## START THE RECORDS
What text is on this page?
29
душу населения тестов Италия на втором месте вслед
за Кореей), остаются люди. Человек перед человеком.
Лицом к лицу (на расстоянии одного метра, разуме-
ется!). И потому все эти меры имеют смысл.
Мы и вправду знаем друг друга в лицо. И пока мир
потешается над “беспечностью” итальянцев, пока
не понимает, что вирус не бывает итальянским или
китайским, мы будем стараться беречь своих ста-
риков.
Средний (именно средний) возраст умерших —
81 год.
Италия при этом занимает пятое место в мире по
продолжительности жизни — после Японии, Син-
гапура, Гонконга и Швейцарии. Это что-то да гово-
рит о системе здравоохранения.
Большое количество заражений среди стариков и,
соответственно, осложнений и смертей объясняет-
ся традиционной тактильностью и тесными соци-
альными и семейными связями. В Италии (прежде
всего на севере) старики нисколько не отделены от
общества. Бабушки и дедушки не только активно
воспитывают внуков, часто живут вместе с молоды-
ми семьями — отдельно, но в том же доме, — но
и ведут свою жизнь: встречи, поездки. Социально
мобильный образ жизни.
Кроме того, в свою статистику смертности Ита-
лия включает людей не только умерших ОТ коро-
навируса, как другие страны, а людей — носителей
## END THE RECORDS
### WHAT YOU NEED TO DO
Compute how many lines include the string "только", then give that number by itself.

### WRITTEN RESPONSE
2